## TASK BRIEF:
Can you rewrite each line of the items below as a JSON list of strings, one string per line, with blank lines dropped and the pictures left out?

Spatial layout entries
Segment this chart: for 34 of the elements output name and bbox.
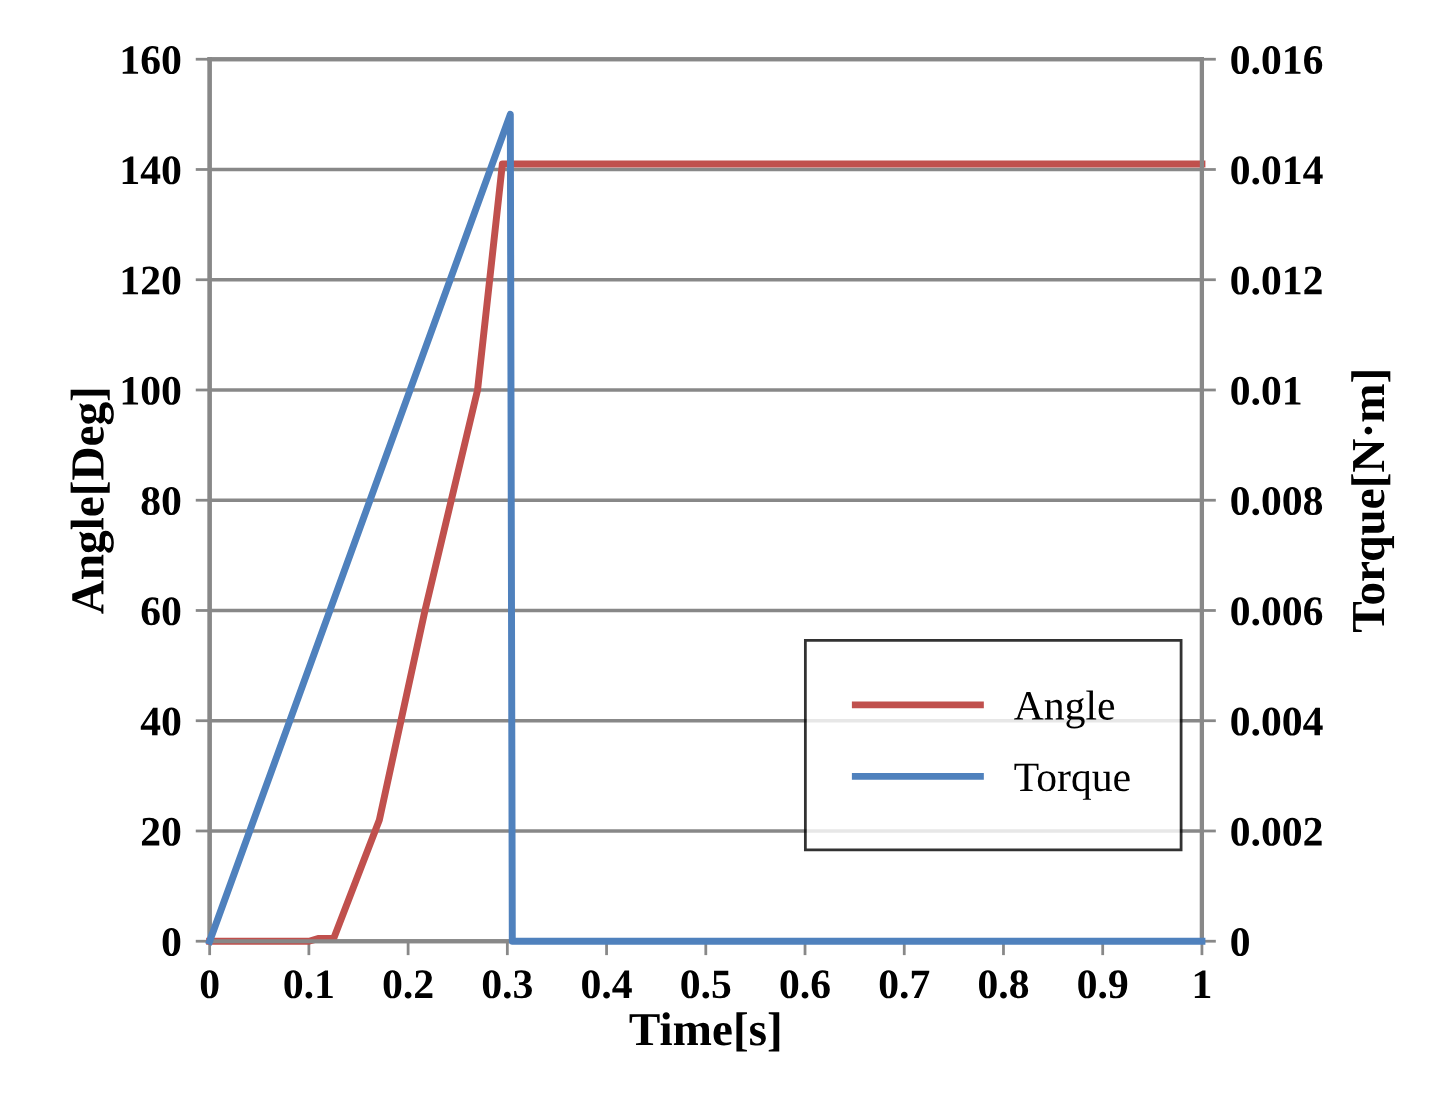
x-tick-label: 1 [1194, 970, 1211, 998]
y-tick-label: 0 [162, 927, 181, 957]
y-axis-title: Angle[Deg] [70, 389, 114, 614]
x-tick-label: 0.8 [979, 970, 1029, 999]
y-tick-label: 20 [141, 817, 181, 846]
x-tick-label: 0.7 [879, 970, 930, 999]
y-tick-label: 60 [141, 597, 181, 626]
x-tick-label: 0.1 [284, 970, 333, 999]
x-tick-label: 0.5 [681, 970, 731, 999]
y-tick-label: 40 [140, 707, 181, 736]
x-tick-label: 0.9 [1078, 970, 1128, 999]
x-tick-label: 0 [200, 970, 219, 999]
y2-tick-label: 0.006 [1231, 597, 1323, 626]
y2-tick-label: 0.008 [1231, 486, 1323, 516]
y-tick-label: 120 [122, 266, 181, 295]
y-tick-label: 100 [122, 376, 181, 405]
x-tick-label: 0.4 [582, 970, 632, 999]
y2-tick-label: 0.012 [1231, 266, 1322, 295]
y2-tick-label: 0 [1231, 927, 1249, 957]
y-tick-label: 140 [122, 156, 181, 185]
legend-label: Torque [1014, 763, 1130, 800]
x-tick-label: 0.3 [482, 970, 532, 999]
y2-tick-label: 0.014 [1231, 156, 1323, 185]
y2-tick-label: 0.016 [1231, 45, 1323, 75]
x-tick-label: 0.2 [383, 970, 433, 999]
y-tick-label: 80 [141, 486, 181, 516]
y-tick-label: 160 [122, 45, 181, 75]
y2-axis-title: Torque[N·m] [1351, 371, 1395, 633]
legend-label: Angle [1014, 690, 1115, 729]
x-axis-title: Time[s] [629, 1012, 780, 1052]
y2-tick-label: 0.002 [1231, 817, 1322, 847]
x-tick-label: 0.6 [780, 970, 830, 999]
y2-tick-label: 0.01 [1231, 376, 1301, 406]
y2-tick-label: 0.004 [1231, 707, 1323, 736]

## EXERCISE RESPONSE:
[
  "Segment this chart: for 34 of the elements output name and bbox.",
  "x-tick-label: 1 [1194, 970, 1211, 998]",
  "y-tick-label: 0 [162, 927, 181, 957]",
  "y-axis-title: Angle[Deg] [70, 389, 114, 614]",
  "x-tick-label: 0.8 [979, 970, 1029, 999]",
  "y-tick-label: 20 [141, 817, 181, 846]",
  "x-tick-label: 0.7 [879, 970, 930, 999]",
  "y-tick-label: 60 [141, 597, 181, 626]",
  "x-tick-label: 0.1 [284, 970, 333, 999]",
  "x-tick-label: 0.5 [681, 970, 731, 999]",
  "y-tick-label: 40 [140, 707, 181, 736]",
  "x-tick-label: 0.9 [1078, 970, 1128, 999]",
  "x-tick-label: 0 [200, 970, 219, 999]",
  "y2-tick-label: 0.006 [1231, 597, 1323, 626]",
  "y2-tick-label: 0.008 [1231, 486, 1323, 516]",
  "y-tick-label: 120 [122, 266, 181, 295]",
  "y-tick-label: 100 [122, 376, 181, 405]",
  "x-tick-label: 0.4 [582, 970, 632, 999]",
  "y2-tick-label: 0.012 [1231, 266, 1322, 295]",
  "y2-tick-label: 0 [1231, 927, 1249, 957]",
  "y-tick-label: 140 [122, 156, 181, 185]",
  "legend-label: Torque [1014, 763, 1130, 800]",
  "x-tick-label: 0.3 [482, 970, 532, 999]",
  "y2-tick-label: 0.014 [1231, 156, 1323, 185]",
  "y2-tick-label: 0.016 [1231, 45, 1323, 75]",
  "x-tick-label: 0.2 [383, 970, 433, 999]",
  "y-tick-label: 80 [141, 486, 181, 516]",
  "y-tick-label: 160 [122, 45, 181, 75]",
  "y2-axis-title: Torque[N·m] [1351, 371, 1395, 633]",
  "legend-label: Angle [1014, 690, 1115, 729]",
  "x-axis-title: Time[s] [629, 1012, 780, 1052]",
  "y2-tick-label: 0.002 [1231, 817, 1322, 847]",
  "x-tick-label: 0.6 [780, 970, 830, 999]",
  "y2-tick-label: 0.01 [1231, 376, 1301, 406]",
  "y2-tick-label: 0.004 [1231, 707, 1323, 736]"
]